■ Records supplied ■

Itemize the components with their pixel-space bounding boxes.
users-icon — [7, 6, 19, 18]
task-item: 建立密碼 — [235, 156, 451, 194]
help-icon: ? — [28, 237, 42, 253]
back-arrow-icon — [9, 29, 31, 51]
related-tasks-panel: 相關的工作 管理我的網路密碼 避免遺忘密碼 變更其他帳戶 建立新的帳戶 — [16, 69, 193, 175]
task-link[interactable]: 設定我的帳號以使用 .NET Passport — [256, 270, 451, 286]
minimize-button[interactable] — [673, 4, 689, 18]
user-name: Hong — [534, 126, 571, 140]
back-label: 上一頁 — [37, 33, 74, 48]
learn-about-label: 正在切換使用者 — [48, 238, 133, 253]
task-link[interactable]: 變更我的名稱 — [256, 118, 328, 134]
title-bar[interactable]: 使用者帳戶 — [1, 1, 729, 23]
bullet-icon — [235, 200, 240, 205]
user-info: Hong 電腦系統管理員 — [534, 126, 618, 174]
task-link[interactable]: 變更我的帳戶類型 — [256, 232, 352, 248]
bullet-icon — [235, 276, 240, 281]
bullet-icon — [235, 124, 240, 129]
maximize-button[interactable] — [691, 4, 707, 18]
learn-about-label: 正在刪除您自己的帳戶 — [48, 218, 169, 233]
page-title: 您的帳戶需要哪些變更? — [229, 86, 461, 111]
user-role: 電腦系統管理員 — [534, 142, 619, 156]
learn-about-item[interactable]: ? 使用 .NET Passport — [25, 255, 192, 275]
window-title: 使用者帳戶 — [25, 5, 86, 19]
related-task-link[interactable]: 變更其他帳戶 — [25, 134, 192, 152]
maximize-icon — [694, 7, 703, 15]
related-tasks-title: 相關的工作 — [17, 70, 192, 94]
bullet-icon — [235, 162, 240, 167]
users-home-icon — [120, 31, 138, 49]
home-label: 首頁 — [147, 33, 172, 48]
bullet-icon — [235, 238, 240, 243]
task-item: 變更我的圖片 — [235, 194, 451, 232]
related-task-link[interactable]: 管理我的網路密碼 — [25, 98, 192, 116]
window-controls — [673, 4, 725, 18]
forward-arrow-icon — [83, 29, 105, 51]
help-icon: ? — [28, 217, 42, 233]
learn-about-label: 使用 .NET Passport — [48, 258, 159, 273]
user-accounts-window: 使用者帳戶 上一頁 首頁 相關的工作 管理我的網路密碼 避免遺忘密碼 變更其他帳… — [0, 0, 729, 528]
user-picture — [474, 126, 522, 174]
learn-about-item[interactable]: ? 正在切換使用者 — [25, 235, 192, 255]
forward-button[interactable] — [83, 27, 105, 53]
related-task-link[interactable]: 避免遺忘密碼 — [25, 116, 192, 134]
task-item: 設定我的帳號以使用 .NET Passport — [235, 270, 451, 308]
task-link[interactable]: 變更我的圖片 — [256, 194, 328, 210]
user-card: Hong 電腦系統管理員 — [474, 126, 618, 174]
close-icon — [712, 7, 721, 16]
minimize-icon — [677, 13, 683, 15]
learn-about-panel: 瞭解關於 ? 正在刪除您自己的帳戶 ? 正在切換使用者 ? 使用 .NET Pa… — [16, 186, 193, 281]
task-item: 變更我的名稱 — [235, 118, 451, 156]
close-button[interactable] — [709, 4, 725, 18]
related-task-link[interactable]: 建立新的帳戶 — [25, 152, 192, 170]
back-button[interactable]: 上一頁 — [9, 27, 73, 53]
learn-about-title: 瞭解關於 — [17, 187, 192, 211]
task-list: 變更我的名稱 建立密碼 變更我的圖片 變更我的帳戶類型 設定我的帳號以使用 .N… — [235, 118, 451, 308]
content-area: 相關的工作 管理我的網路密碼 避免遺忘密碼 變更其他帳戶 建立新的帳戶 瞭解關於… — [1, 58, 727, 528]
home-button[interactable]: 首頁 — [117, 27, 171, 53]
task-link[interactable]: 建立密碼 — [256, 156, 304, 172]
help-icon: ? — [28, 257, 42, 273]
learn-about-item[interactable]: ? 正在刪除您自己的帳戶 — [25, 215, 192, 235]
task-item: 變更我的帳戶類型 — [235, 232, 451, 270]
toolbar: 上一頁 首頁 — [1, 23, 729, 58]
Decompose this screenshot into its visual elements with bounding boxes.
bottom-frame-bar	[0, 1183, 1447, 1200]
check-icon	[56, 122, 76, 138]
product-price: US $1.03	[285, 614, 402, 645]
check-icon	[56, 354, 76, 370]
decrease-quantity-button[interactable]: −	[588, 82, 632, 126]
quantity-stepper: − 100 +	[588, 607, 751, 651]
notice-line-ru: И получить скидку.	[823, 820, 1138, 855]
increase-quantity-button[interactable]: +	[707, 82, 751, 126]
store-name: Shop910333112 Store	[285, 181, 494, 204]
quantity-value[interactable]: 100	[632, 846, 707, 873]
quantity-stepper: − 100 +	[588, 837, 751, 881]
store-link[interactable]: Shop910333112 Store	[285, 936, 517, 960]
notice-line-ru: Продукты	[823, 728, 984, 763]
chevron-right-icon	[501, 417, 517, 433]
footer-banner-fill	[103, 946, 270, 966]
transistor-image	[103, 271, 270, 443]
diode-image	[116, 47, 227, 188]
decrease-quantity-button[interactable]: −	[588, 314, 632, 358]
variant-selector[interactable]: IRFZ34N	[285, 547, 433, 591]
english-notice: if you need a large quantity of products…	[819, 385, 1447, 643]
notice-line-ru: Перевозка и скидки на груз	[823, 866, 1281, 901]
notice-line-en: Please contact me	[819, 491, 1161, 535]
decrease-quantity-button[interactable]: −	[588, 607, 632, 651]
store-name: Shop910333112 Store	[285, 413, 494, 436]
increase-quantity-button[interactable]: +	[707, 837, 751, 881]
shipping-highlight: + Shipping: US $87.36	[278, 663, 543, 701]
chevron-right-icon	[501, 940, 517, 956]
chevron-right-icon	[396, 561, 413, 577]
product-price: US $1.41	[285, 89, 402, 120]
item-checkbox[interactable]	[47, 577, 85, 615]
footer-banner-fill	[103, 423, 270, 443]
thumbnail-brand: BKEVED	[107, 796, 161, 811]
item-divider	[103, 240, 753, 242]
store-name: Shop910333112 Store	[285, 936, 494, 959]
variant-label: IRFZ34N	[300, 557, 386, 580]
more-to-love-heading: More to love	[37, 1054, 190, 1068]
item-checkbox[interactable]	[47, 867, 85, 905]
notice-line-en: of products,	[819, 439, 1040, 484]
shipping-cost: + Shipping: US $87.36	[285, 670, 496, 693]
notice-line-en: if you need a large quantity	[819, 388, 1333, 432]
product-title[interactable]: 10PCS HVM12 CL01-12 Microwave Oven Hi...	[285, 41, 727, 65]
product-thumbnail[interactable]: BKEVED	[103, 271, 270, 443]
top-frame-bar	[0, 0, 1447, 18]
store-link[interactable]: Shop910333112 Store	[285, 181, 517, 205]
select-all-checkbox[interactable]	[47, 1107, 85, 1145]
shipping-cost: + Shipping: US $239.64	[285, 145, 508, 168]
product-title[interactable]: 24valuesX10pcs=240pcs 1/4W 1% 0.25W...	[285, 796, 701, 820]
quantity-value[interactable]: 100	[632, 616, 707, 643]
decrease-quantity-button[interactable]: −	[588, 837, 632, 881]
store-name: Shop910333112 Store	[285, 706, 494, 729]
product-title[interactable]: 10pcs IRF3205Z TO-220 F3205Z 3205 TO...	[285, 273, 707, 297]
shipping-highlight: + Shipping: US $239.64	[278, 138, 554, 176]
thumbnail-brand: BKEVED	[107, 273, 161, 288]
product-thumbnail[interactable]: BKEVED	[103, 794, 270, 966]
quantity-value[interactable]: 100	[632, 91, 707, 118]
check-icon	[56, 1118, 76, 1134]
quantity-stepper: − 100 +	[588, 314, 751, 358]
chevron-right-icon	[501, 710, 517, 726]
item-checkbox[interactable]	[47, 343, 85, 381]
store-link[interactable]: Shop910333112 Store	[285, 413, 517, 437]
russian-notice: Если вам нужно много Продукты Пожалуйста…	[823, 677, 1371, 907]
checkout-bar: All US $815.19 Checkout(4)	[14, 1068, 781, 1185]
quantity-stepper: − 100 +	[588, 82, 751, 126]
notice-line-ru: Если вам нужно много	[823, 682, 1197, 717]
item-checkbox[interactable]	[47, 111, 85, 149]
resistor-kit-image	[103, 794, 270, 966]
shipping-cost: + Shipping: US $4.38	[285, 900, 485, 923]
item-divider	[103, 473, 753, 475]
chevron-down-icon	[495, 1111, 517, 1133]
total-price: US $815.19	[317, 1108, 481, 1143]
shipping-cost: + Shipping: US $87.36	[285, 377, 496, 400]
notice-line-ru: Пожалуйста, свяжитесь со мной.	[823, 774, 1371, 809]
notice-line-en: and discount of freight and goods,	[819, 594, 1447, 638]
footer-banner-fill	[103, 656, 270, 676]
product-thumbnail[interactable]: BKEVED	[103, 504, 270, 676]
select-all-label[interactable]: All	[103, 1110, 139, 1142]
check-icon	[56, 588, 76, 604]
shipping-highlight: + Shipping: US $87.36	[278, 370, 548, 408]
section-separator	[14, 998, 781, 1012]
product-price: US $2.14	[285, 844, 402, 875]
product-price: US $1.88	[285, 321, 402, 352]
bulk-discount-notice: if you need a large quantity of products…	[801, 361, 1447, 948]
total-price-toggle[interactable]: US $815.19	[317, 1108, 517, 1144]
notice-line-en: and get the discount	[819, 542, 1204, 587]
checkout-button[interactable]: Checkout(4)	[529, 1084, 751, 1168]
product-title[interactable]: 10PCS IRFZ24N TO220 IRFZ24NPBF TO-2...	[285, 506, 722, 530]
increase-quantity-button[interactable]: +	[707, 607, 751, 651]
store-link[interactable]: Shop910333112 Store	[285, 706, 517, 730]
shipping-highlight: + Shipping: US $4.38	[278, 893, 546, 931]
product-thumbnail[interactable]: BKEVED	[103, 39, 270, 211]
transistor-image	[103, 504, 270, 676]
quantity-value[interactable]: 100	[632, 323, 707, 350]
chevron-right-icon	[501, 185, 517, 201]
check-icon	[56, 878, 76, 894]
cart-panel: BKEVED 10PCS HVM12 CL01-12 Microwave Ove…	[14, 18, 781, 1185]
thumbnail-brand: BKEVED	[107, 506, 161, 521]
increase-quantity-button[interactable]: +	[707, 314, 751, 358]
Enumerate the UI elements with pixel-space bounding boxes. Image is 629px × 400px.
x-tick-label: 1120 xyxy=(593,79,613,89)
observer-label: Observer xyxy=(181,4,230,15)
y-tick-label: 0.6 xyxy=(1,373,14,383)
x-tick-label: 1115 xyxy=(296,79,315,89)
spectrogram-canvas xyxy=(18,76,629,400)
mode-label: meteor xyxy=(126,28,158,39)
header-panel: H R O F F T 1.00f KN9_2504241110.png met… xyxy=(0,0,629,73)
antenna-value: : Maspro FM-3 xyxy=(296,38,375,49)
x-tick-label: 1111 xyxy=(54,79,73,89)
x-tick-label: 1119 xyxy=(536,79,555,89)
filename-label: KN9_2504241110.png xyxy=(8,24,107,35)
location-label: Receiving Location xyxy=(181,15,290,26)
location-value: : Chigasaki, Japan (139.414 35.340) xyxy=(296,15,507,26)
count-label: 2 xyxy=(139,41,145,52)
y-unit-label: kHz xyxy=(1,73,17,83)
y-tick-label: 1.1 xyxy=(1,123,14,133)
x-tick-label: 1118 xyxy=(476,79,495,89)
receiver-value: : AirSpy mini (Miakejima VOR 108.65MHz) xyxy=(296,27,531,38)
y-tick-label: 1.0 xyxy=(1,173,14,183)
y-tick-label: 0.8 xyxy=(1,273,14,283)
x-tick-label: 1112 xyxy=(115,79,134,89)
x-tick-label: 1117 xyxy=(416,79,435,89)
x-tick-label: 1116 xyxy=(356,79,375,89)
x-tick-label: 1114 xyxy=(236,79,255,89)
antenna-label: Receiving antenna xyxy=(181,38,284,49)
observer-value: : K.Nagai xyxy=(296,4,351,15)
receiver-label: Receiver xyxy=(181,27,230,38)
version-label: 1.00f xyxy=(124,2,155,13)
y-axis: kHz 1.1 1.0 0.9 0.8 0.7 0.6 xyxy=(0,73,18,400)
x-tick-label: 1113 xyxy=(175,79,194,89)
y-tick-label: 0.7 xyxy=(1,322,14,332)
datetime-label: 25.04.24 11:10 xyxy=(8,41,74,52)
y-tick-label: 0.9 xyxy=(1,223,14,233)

■ Stated exercise ■
Reproduce the entries from the beginning through the line that contains "user-role: 電腦系統管理員 — [534, 142, 619, 156]", substituting "list-marker-icon" for "bullet-icon" and keeping all other text identical.

■ Reply to the exercise ■
Itemize the components with their pixel-space bounding boxes.
users-icon — [7, 6, 19, 18]
task-item: 建立密碼 — [235, 156, 451, 194]
help-icon: ? — [28, 237, 42, 253]
back-arrow-icon — [9, 29, 31, 51]
related-tasks-panel: 相關的工作 管理我的網路密碼 避免遺忘密碼 變更其他帳戶 建立新的帳戶 — [16, 69, 193, 175]
task-link[interactable]: 設定我的帳號以使用 .NET Passport — [256, 270, 451, 286]
minimize-button[interactable] — [673, 4, 689, 18]
user-name: Hong — [534, 126, 571, 140]
back-label: 上一頁 — [37, 33, 74, 48]
learn-about-label: 正在切換使用者 — [48, 238, 133, 253]
task-link[interactable]: 變更我的名稱 — [256, 118, 328, 134]
title-bar[interactable]: 使用者帳戶 — [1, 1, 729, 23]
list-marker-icon — [235, 200, 240, 205]
user-info: Hong 電腦系統管理員 — [534, 126, 618, 174]
task-link[interactable]: 變更我的帳戶類型 — [256, 232, 352, 248]
list-marker-icon — [235, 276, 240, 281]
list-marker-icon — [235, 124, 240, 129]
maximize-button[interactable] — [691, 4, 707, 18]
learn-about-label: 正在刪除您自己的帳戶 — [48, 218, 169, 233]
page-title: 您的帳戶需要哪些變更? — [229, 86, 461, 111]
user-role: 電腦系統管理員 — [534, 142, 619, 156]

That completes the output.